--- Task objective ---
Using the data below, copy every line that contains the word "cotizaciones".

--- Records from a data collection ---

※ ※ ※

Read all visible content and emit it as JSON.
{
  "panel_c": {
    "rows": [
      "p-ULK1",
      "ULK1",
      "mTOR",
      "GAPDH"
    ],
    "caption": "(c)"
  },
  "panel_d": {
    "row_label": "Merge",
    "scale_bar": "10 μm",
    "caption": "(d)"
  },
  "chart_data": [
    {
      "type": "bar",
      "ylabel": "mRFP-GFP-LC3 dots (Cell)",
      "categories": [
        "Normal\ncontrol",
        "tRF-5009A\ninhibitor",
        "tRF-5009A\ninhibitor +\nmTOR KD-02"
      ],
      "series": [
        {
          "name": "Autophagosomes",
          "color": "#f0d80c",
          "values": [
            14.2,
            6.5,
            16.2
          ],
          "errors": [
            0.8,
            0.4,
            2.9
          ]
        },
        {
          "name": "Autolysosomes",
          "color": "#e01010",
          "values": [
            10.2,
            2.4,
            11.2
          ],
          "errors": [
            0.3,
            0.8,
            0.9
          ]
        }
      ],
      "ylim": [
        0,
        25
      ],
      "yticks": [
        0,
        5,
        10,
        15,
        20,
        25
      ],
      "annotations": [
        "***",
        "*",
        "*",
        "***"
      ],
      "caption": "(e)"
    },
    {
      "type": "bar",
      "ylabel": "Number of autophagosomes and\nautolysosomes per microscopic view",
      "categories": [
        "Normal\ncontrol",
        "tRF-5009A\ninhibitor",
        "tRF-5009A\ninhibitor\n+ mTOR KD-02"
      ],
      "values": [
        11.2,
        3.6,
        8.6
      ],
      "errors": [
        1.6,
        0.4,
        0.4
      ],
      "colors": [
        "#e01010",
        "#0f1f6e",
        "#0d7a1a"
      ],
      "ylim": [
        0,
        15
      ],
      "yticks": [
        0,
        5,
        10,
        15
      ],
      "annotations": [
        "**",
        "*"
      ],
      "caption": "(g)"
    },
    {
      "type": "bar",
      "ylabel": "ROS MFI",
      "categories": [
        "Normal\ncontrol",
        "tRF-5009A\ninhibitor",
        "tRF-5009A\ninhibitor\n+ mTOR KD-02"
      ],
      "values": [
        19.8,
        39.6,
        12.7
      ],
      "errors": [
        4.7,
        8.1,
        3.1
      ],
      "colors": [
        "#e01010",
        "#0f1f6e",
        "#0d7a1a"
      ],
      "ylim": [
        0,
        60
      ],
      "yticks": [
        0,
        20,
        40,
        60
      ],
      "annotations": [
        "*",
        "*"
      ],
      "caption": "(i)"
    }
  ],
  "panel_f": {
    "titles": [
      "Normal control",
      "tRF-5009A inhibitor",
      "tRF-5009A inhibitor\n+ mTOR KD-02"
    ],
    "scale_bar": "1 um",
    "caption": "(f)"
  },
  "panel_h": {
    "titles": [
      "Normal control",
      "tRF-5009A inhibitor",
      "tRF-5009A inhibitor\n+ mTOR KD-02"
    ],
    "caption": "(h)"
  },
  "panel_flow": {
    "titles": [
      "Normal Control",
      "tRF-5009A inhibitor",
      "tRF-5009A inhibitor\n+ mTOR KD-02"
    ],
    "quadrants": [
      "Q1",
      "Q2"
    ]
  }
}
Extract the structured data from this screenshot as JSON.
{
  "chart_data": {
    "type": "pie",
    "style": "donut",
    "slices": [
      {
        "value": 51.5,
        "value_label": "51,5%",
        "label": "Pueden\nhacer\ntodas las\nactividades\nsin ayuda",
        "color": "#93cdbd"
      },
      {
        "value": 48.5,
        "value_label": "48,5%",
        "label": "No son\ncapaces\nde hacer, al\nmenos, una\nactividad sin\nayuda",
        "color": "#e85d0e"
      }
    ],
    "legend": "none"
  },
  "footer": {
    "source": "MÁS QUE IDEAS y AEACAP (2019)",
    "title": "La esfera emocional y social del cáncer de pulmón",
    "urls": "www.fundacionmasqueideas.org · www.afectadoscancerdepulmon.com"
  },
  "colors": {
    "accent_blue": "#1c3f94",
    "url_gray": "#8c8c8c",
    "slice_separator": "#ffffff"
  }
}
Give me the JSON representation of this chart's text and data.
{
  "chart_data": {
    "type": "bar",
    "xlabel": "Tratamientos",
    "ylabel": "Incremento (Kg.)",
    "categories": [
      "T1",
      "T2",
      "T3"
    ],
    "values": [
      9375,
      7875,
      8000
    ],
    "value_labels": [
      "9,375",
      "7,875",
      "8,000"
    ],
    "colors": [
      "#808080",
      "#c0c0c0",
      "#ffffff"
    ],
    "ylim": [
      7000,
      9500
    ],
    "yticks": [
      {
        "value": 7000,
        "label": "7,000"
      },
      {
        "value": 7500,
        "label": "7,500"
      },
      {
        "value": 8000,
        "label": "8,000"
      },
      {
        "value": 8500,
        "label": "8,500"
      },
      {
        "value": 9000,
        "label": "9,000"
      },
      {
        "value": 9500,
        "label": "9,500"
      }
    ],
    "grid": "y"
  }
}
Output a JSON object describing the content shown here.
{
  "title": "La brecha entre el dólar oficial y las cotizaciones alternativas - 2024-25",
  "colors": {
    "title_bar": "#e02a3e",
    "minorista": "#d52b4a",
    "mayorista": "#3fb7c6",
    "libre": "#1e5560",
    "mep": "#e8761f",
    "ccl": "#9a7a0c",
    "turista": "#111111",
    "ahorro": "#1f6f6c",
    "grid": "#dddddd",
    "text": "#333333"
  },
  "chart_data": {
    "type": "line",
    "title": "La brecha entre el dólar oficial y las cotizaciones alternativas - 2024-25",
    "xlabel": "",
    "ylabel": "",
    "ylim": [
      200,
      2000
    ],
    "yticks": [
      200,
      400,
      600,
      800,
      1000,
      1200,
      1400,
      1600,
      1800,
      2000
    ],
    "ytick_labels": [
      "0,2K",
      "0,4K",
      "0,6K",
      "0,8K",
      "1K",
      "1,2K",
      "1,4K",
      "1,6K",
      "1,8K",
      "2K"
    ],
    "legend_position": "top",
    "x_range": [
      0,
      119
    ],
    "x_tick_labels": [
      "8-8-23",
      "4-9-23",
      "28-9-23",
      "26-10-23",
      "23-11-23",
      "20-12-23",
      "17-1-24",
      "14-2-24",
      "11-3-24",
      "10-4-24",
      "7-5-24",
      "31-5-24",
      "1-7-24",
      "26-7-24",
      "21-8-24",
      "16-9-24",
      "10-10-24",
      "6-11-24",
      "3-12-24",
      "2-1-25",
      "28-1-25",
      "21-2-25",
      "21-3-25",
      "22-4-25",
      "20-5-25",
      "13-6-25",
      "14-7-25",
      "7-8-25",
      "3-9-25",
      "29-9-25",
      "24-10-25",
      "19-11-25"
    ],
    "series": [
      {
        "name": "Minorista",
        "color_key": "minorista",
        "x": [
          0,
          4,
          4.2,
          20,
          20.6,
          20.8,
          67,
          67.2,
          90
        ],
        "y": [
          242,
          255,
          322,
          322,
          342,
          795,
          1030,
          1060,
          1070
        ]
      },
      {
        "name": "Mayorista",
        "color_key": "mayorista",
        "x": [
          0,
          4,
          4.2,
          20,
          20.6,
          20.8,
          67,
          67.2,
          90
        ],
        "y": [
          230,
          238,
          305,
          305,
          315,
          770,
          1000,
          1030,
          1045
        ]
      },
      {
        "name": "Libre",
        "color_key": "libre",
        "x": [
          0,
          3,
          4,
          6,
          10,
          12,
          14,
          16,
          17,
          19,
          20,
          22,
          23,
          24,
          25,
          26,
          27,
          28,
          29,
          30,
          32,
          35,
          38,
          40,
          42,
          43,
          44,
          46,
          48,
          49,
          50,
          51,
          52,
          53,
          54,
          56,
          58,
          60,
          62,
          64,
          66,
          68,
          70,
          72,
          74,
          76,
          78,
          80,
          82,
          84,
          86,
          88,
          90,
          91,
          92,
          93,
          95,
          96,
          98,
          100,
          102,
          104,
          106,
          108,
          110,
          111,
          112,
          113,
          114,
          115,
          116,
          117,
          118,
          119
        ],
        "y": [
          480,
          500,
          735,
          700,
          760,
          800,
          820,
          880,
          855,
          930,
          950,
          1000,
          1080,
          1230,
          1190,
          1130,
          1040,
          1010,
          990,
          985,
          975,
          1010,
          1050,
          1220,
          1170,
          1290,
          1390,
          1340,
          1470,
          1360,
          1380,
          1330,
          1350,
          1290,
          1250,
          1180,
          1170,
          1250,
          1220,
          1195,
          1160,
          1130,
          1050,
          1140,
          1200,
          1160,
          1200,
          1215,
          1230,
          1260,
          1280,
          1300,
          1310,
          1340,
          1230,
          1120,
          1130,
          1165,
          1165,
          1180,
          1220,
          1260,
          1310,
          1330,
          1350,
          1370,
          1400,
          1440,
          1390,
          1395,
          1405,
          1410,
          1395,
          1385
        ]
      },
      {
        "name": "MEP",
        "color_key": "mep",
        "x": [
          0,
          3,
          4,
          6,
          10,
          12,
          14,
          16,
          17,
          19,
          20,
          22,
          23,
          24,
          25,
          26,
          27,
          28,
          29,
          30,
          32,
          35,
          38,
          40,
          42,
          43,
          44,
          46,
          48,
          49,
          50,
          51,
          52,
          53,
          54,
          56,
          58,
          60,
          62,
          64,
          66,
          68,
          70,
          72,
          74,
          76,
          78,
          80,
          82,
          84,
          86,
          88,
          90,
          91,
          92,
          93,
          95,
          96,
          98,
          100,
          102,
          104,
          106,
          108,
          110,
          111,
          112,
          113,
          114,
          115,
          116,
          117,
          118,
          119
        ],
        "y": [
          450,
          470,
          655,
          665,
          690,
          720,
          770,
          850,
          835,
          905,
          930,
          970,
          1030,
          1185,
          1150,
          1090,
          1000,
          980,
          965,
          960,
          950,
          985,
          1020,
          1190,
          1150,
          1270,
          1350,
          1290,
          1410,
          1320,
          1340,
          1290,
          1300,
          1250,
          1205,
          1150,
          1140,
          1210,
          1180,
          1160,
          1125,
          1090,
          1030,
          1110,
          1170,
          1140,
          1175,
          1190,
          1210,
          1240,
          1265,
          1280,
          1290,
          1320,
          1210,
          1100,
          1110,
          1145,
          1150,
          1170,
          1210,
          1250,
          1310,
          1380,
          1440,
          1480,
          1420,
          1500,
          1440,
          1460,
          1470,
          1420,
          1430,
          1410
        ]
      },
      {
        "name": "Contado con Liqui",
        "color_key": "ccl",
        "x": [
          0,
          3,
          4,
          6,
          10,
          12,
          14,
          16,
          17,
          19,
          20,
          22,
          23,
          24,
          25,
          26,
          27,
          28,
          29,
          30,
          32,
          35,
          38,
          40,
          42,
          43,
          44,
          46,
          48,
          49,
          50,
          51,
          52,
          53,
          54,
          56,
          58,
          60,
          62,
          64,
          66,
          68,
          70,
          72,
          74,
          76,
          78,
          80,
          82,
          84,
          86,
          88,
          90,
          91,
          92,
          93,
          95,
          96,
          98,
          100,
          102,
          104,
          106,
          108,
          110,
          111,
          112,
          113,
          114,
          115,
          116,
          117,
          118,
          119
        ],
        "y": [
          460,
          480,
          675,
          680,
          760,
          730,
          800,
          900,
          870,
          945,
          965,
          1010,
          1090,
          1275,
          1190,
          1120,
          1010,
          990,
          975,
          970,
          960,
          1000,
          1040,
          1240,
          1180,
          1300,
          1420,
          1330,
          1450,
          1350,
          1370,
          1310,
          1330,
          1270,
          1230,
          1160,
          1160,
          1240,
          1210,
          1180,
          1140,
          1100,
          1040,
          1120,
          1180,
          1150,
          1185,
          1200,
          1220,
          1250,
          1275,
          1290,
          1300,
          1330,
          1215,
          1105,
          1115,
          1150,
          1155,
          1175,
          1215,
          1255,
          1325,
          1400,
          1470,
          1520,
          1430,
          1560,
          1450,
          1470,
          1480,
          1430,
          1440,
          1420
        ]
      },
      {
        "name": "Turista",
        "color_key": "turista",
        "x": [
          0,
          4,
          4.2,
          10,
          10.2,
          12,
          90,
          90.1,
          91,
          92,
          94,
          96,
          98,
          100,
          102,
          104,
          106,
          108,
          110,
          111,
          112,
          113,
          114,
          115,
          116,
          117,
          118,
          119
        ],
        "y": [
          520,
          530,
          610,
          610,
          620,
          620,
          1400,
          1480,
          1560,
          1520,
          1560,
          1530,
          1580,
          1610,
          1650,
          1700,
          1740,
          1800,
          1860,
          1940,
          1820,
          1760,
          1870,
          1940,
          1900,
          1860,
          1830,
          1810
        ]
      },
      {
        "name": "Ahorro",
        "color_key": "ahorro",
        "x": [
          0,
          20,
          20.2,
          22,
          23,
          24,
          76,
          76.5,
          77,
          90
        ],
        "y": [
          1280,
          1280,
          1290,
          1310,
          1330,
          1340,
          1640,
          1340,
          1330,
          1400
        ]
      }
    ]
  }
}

※ ※ ※

--- Solution for this task ---
  "title": "La brecha entre el dólar oficial y las cotizaciones alternativas - 2024-25",
    "title": "La brecha entre el dólar oficial y las cotizaciones alternativas - 2024-25",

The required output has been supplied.